Given problem>
Locate the string "document" in the records below. Copy every line where it occurs.

[Dataset items]
--- start ---

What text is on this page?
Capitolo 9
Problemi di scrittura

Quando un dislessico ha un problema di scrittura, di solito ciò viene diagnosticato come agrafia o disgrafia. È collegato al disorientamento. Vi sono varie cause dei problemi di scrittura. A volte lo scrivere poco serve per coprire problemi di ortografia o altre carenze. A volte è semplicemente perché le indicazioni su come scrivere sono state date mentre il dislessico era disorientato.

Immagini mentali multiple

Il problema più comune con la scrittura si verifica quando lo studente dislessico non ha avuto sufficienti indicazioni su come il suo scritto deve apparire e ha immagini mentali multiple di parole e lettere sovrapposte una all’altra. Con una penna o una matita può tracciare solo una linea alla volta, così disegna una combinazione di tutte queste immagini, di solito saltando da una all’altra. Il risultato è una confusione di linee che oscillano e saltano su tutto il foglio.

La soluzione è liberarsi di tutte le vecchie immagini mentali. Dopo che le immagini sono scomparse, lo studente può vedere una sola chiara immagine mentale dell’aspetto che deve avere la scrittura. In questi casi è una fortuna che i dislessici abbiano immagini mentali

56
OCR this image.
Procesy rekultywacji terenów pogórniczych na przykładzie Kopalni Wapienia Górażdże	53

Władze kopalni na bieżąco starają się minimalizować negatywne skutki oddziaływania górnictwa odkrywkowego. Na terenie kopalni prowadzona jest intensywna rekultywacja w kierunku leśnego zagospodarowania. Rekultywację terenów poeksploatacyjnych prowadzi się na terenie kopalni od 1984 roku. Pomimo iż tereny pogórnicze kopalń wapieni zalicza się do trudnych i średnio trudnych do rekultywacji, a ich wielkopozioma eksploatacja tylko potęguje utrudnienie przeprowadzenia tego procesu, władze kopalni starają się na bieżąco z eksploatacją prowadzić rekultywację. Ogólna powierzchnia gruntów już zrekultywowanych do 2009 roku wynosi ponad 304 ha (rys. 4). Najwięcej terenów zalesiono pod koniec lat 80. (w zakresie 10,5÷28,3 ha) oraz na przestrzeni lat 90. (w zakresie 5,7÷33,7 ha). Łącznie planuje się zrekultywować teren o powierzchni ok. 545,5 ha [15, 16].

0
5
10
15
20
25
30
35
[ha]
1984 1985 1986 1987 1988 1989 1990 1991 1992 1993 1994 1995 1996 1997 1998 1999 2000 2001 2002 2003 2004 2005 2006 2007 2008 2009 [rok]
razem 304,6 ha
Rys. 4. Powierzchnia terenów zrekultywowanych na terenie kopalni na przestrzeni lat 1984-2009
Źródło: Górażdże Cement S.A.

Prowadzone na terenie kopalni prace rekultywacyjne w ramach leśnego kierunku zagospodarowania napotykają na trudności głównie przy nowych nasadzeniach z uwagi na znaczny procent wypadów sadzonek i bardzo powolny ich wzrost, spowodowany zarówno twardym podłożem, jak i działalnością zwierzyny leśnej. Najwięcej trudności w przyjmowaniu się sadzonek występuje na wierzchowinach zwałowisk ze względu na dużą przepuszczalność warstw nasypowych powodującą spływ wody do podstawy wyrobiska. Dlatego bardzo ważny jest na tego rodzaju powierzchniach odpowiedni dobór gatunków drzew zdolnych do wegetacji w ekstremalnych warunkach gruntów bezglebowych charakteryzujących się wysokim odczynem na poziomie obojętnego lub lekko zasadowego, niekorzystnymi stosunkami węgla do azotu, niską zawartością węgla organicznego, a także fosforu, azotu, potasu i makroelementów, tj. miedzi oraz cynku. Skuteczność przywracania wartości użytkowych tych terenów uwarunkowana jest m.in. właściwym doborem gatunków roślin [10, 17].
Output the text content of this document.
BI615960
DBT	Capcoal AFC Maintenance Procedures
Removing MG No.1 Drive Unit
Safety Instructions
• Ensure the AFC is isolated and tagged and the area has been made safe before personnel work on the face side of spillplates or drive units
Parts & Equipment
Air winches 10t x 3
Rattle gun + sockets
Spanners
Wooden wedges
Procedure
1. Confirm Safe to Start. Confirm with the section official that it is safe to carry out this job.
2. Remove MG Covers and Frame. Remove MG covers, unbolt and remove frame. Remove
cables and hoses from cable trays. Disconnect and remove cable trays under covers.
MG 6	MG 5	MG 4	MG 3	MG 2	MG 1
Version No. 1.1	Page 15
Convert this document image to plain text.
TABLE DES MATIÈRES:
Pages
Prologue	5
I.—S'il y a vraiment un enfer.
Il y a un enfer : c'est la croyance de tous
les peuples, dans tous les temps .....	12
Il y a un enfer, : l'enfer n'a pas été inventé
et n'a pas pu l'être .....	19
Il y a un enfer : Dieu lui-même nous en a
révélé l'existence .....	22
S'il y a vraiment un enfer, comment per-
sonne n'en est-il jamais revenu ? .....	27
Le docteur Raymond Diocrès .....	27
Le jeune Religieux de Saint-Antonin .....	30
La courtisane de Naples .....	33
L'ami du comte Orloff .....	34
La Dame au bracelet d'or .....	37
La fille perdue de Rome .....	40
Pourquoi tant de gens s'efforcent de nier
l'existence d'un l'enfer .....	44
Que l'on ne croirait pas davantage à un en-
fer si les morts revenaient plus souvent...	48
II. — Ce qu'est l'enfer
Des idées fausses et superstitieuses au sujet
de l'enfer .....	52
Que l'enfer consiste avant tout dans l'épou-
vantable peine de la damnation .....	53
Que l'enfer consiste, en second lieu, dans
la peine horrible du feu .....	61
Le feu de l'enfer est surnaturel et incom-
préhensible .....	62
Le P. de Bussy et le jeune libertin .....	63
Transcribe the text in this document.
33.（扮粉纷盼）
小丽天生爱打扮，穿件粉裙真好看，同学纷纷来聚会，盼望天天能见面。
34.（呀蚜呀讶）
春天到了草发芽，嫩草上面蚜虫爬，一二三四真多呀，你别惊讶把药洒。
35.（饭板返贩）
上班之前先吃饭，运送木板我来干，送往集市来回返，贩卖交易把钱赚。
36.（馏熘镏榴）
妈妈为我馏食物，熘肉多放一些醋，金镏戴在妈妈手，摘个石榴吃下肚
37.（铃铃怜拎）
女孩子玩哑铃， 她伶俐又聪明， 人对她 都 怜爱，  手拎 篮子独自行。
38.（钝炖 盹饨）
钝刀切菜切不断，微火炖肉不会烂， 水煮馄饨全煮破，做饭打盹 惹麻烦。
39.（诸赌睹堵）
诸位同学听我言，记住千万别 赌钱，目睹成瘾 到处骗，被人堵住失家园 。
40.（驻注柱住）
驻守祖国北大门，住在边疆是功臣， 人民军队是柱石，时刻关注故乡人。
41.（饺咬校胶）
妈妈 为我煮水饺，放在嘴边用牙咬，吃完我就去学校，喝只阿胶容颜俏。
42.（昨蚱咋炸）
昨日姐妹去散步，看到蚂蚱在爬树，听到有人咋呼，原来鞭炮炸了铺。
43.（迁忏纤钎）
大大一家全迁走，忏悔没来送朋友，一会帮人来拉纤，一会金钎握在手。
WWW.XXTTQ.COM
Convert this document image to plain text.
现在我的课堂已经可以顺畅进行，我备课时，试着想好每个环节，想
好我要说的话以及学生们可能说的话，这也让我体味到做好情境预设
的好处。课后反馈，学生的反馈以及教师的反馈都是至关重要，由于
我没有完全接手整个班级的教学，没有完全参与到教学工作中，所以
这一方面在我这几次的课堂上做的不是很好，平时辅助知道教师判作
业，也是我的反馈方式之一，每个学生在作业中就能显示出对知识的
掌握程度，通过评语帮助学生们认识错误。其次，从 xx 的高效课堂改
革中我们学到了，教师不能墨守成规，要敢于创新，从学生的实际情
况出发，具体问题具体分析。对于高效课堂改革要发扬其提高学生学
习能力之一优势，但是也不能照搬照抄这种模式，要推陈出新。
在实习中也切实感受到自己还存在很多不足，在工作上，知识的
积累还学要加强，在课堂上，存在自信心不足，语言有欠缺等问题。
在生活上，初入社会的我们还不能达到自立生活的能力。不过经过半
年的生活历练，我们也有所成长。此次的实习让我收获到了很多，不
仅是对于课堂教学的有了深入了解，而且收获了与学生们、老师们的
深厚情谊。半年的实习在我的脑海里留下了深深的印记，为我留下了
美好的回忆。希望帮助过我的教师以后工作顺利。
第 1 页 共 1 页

--- end ---

Exercise result>
Output the text content of this document.
Convert this document image to plain text.
Transcribe the text in this document.
Convert this document image to plain text.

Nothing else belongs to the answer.